> _Directive_: Will you transcribe all the entries word for word, skipping the pictures they hold?

[Dataset records]
▬▬▬
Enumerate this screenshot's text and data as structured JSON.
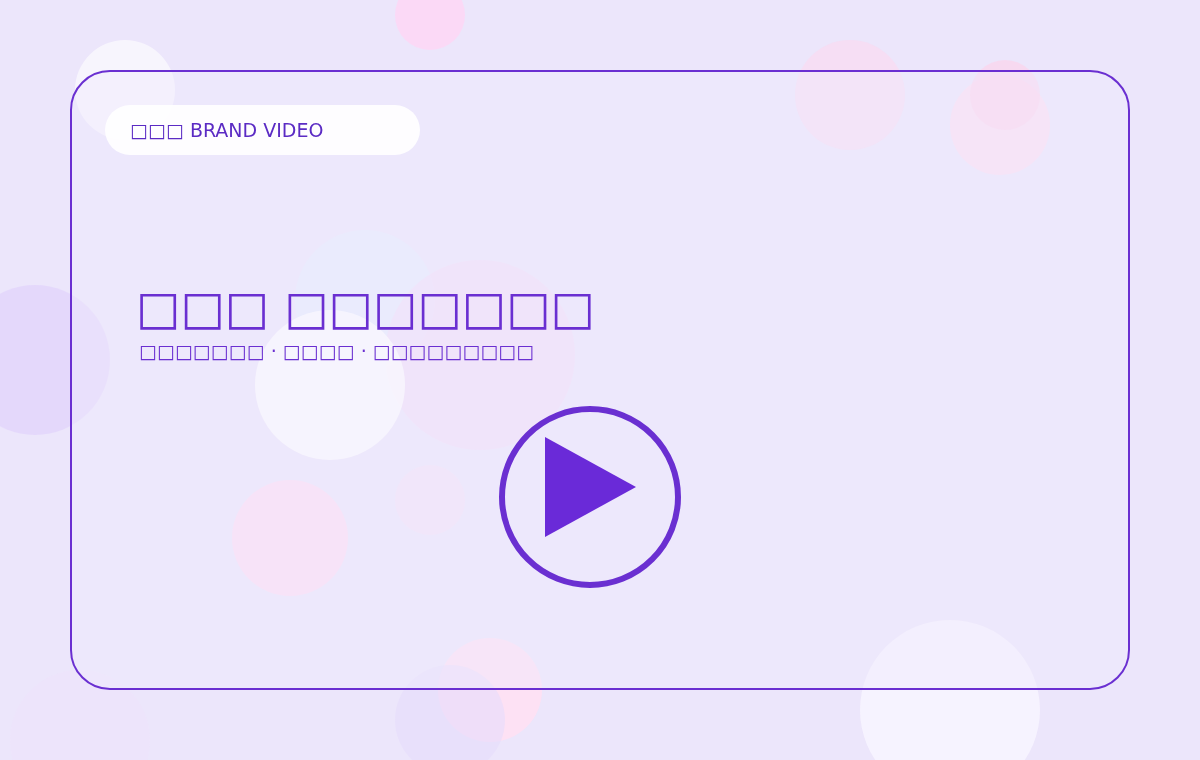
{
  "badge": {
    "label": "□□□ BRAND VIDEO"
  },
  "title": "□□□ □□□□□□□",
  "subtitle": "□□□□□□□ · □□□□ · □□□□□□□□□"
}
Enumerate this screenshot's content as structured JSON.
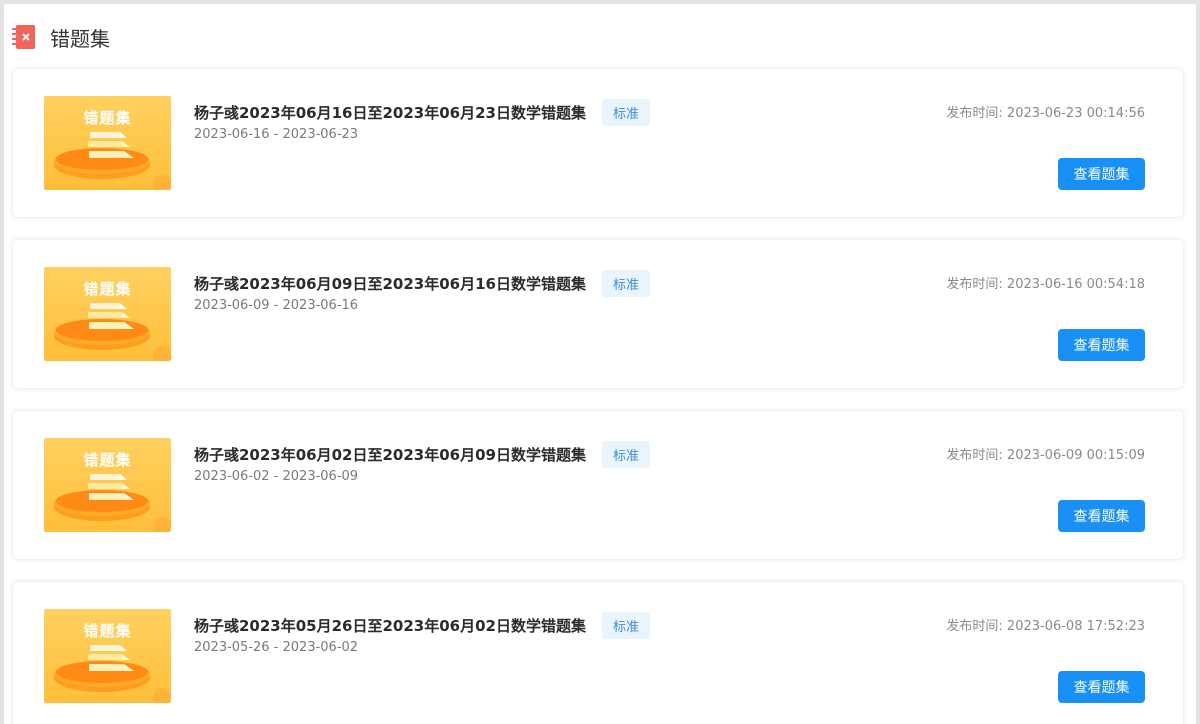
{
  "header": {
    "title": "错题集",
    "icon": "notebook-icon"
  },
  "thumbnail_label": "错题集",
  "view_button_label": "查看题集",
  "tag_label": "标准",
  "publish_prefix": "发布时间:",
  "colors": {
    "accent_blue": "#1890f5",
    "tag_text": "#3b8fd5",
    "tag_bg": "#eaf4fd",
    "thumb_orange": "#ffbe3a",
    "header_icon_red": "#f0645a"
  },
  "items": [
    {
      "title": "杨子彧2023年06月16日至2023年06月23日数学错题集",
      "range": "2023-06-16 - 2023-06-23",
      "published": "2023-06-23 00:14:56"
    },
    {
      "title": "杨子彧2023年06月09日至2023年06月16日数学错题集",
      "range": "2023-06-09 - 2023-06-16",
      "published": "2023-06-16 00:54:18"
    },
    {
      "title": "杨子彧2023年06月02日至2023年06月09日数学错题集",
      "range": "2023-06-02 - 2023-06-09",
      "published": "2023-06-09 00:15:09"
    },
    {
      "title": "杨子彧2023年05月26日至2023年06月02日数学错题集",
      "range": "2023-05-26 - 2023-06-02",
      "published": "2023-06-08 17:52:23"
    }
  ]
}
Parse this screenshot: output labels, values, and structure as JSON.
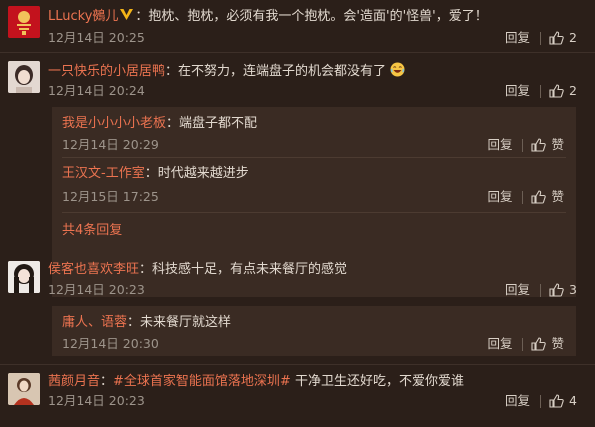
{
  "comments": [
    {
      "username": "LLucky鵺儿",
      "verified_badge": "vip-v-icon",
      "text": "抱枕、抱枕，必须有我一个抱枕。会'造面'的'怪兽'，爱了！",
      "timestamp": "12月14日 20:25",
      "reply_label": "回复",
      "likes": "2"
    },
    {
      "username": "一只快乐的小居居鸭",
      "text": "在不努力，连端盘子的机会都没有了",
      "emoji": "laughing-face-emoji",
      "timestamp": "12月14日 20:24",
      "reply_label": "回复",
      "likes": "2",
      "replies": [
        {
          "username": "我是小小小小老板",
          "text": "端盘子都不配",
          "timestamp": "12月14日 20:29",
          "reply_label": "回复",
          "likes": "赞"
        },
        {
          "username": "王汉文-工作室",
          "text": "时代越来越进步",
          "timestamp": "12月15日 17:25",
          "reply_label": "回复",
          "likes": "赞"
        }
      ],
      "more_replies": "共4条回复"
    },
    {
      "username": "侯客也喜欢李旺",
      "text": "科技感十足，有点未来餐厅的感觉",
      "timestamp": "12月14日 20:23",
      "reply_label": "回复",
      "likes": "3",
      "replies": [
        {
          "username": "庸人、语蓉",
          "text": "未来餐厅就这样",
          "timestamp": "12月14日 20:30",
          "reply_label": "回复",
          "likes": "赞"
        }
      ]
    },
    {
      "username": "茜颜月音",
      "hashtag": "#全球首家智能面馆落地深圳#",
      "text": " 干净卫生还好吃，不爱你爱谁",
      "timestamp": "12月14日 20:23",
      "reply_label": "回复",
      "likes": "4"
    }
  ]
}
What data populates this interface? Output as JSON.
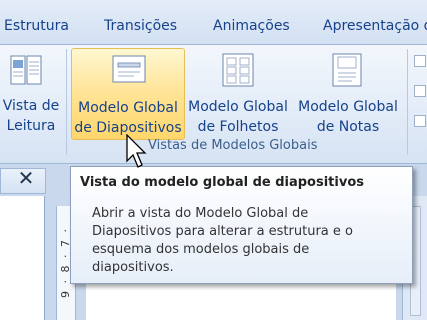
{
  "tabs": [
    "Estrutura",
    "Transições",
    "Animações",
    "Apresentação de"
  ],
  "ribbon": {
    "buttons": [
      {
        "line1": "Vista de",
        "line2": "Leitura",
        "icon": "reading-view-icon"
      },
      {
        "line1": "Modelo Global",
        "line2": "de Diapositivos",
        "icon": "slide-master-icon"
      },
      {
        "line1": "Modelo Global",
        "line2": "de Folhetos",
        "icon": "handout-master-icon"
      },
      {
        "line1": "Modelo Global",
        "line2": "de Notas",
        "icon": "notes-master-icon"
      }
    ],
    "group_label": "Vistas de Modelos Globais"
  },
  "panel": {
    "close_symbol": "✕"
  },
  "ruler": {
    "text": "9 · 8 · 7 ·"
  },
  "tooltip": {
    "title": "Vista do modelo global de diapositivos",
    "lines": [
      "Abrir a vista do Modelo Global de",
      "Diapositivos para alterar a estrutura e o",
      "esquema dos modelos globais de",
      "diapositivos."
    ]
  },
  "colors": {
    "accent": "#15428b",
    "highlight": "#ffe59a"
  }
}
▬▬▬
> _Exercise response_:
Enumerate this screenshot's text and data as structured JSON.
{
  "badge": {
    "label": "□□□ BRAND VIDEO"
  },
  "title": "□□□ □□□□□□□",
  "subtitle": "□□□□□□□ · □□□□ · □□□□□□□□□"
}
Enumerate this screenshot's content as structured JSON.
{
  "header": {
    "title": "错题集",
    "icon": "notebook-icon"
  },
  "thumbnail_label": "错题集",
  "view_button_label": "查看题集",
  "tag_label": "标准",
  "publish_prefix": "发布时间:",
  "colors": {
    "accent_blue": "#1890f5",
    "tag_text": "#3b8fd5",
    "tag_bg": "#eaf4fd",
    "thumb_orange": "#ffbe3a",
    "header_icon_red": "#f0645a"
  },
  "items": [
    {
      "title": "杨子彧2023年06月16日至2023年06月23日数学错题集",
      "range": "2023-06-16 - 2023-06-23",
      "published": "2023-06-23 00:14:56"
    },
    {
      "title": "杨子彧2023年06月09日至2023年06月16日数学错题集",
      "range": "2023-06-09 - 2023-06-16",
      "published": "2023-06-16 00:54:18"
    },
    {
      "title": "杨子彧2023年06月02日至2023年06月09日数学错题集",
      "range": "2023-06-02 - 2023-06-09",
      "published": "2023-06-09 00:15:09"
    },
    {
      "title": "杨子彧2023年05月26日至2023年06月02日数学错题集",
      "range": "2023-05-26 - 2023-06-02",
      "published": "2023-06-08 17:52:23"
    }
  ]
}
Parse this screenshot: output labels, values, and structure as JSON.
{
  "comments": [
    {
      "username": "LLucky鵺儿",
      "verified_badge": "vip-v-icon",
      "text": "抱枕、抱枕，必须有我一个抱枕。会'造面'的'怪兽'，爱了！",
      "timestamp": "12月14日 20:25",
      "reply_label": "回复",
      "likes": "2"
    },
    {
      "username": "一只快乐的小居居鸭",
      "text": "在不努力，连端盘子的机会都没有了",
      "emoji": "laughing-face-emoji",
      "timestamp": "12月14日 20:24",
      "reply_label": "回复",
      "likes": "2",
      "replies": [
        {
          "username": "我是小小小小老板",
          "text": "端盘子都不配",
          "timestamp": "12月14日 20:29",
          "reply_label": "回复",
          "likes": "赞"
        },
        {
          "username": "王汉文-工作室",
          "text": "时代越来越进步",
          "timestamp": "12月15日 17:25",
          "reply_label": "回复",
          "likes": "赞"
        }
      ],
      "more_replies": "共4条回复"
    },
    {
      "username": "侯客也喜欢李旺",
      "text": "科技感十足，有点未来餐厅的感觉",
      "timestamp": "12月14日 20:23",
      "reply_label": "回复",
      "likes": "3",
      "replies": [
        {
          "username": "庸人、语蓉",
          "text": "未来餐厅就这样",
          "timestamp": "12月14日 20:30",
          "reply_label": "回复",
          "likes": "赞"
        }
      ]
    },
    {
      "username": "茜颜月音",
      "hashtag": "#全球首家智能面馆落地深圳#",
      "text": " 干净卫生还好吃，不爱你爱谁",
      "timestamp": "12月14日 20:23",
      "reply_label": "回复",
      "likes": "4"
    }
  ]
}
What data populates this interface? Output as JSON.
{
  "tabs": [
    "Estrutura",
    "Transições",
    "Animações",
    "Apresentação de"
  ],
  "ribbon": {
    "buttons": [
      {
        "line1": "Vista de",
        "line2": "Leitura",
        "icon": "reading-view-icon"
      },
      {
        "line1": "Modelo Global",
        "line2": "de Diapositivos",
        "icon": "slide-master-icon"
      },
      {
        "line1": "Modelo Global",
        "line2": "de Folhetos",
        "icon": "handout-master-icon"
      },
      {
        "line1": "Modelo Global",
        "line2": "de Notas",
        "icon": "notes-master-icon"
      }
    ],
    "group_label": "Vistas de Modelos Globais"
  },
  "panel": {
    "close_symbol": "✕"
  },
  "ruler": {
    "text": "9 · 8 · 7 ·"
  },
  "tooltip": {
    "title": "Vista do modelo global de diapositivos",
    "lines": [
      "Abrir a vista do Modelo Global de",
      "Diapositivos para alterar a estrutura e o",
      "esquema dos modelos globais de",
      "diapositivos."
    ]
  },
  "colors": {
    "accent": "#15428b",
    "highlight": "#ffe59a"
  }
}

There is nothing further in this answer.